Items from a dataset
--------

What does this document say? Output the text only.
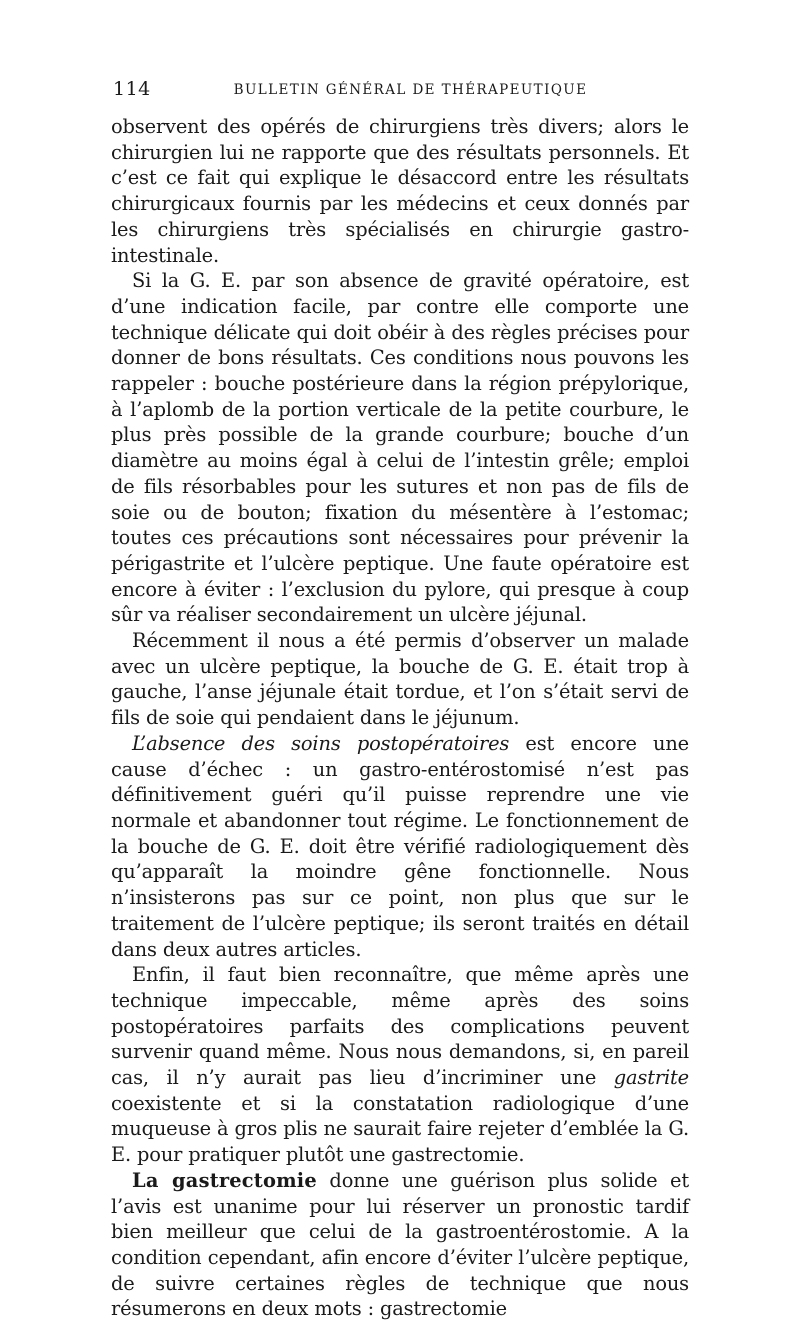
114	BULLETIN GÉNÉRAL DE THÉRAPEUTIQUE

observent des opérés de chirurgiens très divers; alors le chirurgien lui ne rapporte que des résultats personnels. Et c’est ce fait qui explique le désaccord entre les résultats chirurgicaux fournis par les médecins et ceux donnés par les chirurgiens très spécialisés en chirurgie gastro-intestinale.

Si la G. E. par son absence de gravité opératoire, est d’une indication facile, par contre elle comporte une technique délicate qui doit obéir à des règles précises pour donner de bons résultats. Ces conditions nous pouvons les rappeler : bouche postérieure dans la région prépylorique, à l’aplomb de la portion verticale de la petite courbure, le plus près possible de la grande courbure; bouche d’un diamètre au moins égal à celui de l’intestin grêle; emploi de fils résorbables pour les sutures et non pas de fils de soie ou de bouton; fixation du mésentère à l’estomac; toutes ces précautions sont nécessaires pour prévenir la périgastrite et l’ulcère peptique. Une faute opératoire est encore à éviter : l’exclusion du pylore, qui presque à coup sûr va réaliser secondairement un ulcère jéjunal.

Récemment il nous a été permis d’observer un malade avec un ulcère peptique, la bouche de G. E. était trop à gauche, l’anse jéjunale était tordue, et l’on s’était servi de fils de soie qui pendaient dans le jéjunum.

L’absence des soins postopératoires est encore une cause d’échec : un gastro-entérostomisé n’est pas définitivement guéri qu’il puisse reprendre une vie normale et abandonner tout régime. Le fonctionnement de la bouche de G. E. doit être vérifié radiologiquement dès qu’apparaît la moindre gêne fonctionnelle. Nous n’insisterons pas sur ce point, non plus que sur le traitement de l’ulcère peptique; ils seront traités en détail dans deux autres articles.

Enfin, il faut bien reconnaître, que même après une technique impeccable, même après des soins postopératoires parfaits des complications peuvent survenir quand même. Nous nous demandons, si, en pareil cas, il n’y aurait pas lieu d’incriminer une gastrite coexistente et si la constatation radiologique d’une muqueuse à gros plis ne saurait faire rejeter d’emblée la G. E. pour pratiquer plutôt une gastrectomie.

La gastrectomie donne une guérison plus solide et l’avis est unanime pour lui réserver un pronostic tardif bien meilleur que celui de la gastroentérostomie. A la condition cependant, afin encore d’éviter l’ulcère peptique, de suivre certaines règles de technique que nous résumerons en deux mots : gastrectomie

--------

*WHAT IS BEING ASKED:*
Return all of the entries exactly as written, but drop any pictures they hold.

*THE RESPONSE:*
What does this document say? Output the text only.
114	BULLETIN GÉNÉRAL DE THÉRAPEUTIQUE

observent des opérés de chirurgiens très divers; alors le chirurgien lui ne rapporte que des résultats personnels. Et c’est ce fait qui explique le désaccord entre les résultats chirurgicaux fournis par les médecins et ceux donnés par les chirurgiens très spécialisés en chirurgie gastro-intestinale.

Si la G. E. par son absence de gravité opératoire, est d’une indication facile, par contre elle comporte une technique délicate qui doit obéir à des règles précises pour donner de bons résultats. Ces conditions nous pouvons les rappeler : bouche postérieure dans la région prépylorique, à l’aplomb de la portion verticale de la petite courbure, le plus près possible de la grande courbure; bouche d’un diamètre au moins égal à celui de l’intestin grêle; emploi de fils résorbables pour les sutures et non pas de fils de soie ou de bouton; fixation du mésentère à l’estomac; toutes ces précautions sont nécessaires pour prévenir la périgastrite et l’ulcère peptique. Une faute opératoire est encore à éviter : l’exclusion du pylore, qui presque à coup sûr va réaliser secondairement un ulcère jéjunal.

Récemment il nous a été permis d’observer un malade avec un ulcère peptique, la bouche de G. E. était trop à gauche, l’anse jéjunale était tordue, et l’on s’était servi de fils de soie qui pendaient dans le jéjunum.

L’absence des soins postopératoires est encore une cause d’échec : un gastro-entérostomisé n’est pas définitivement guéri qu’il puisse reprendre une vie normale et abandonner tout régime. Le fonctionnement de la bouche de G. E. doit être vérifié radiologiquement dès qu’apparaît la moindre gêne fonctionnelle. Nous n’insisterons pas sur ce point, non plus que sur le traitement de l’ulcère peptique; ils seront traités en détail dans deux autres articles.

Enfin, il faut bien reconnaître, que même après une technique impeccable, même après des soins postopératoires parfaits des complications peuvent survenir quand même. Nous nous demandons, si, en pareil cas, il n’y aurait pas lieu d’incriminer une gastrite coexistente et si la constatation radiologique d’une muqueuse à gros plis ne saurait faire rejeter d’emblée la G. E. pour pratiquer plutôt une gastrectomie.

La gastrectomie donne une guérison plus solide et l’avis est unanime pour lui réserver un pronostic tardif bien meilleur que celui de la gastroentérostomie. A la condition cependant, afin encore d’éviter l’ulcère peptique, de suivre certaines règles de technique que nous résumerons en deux mots : gastrectomie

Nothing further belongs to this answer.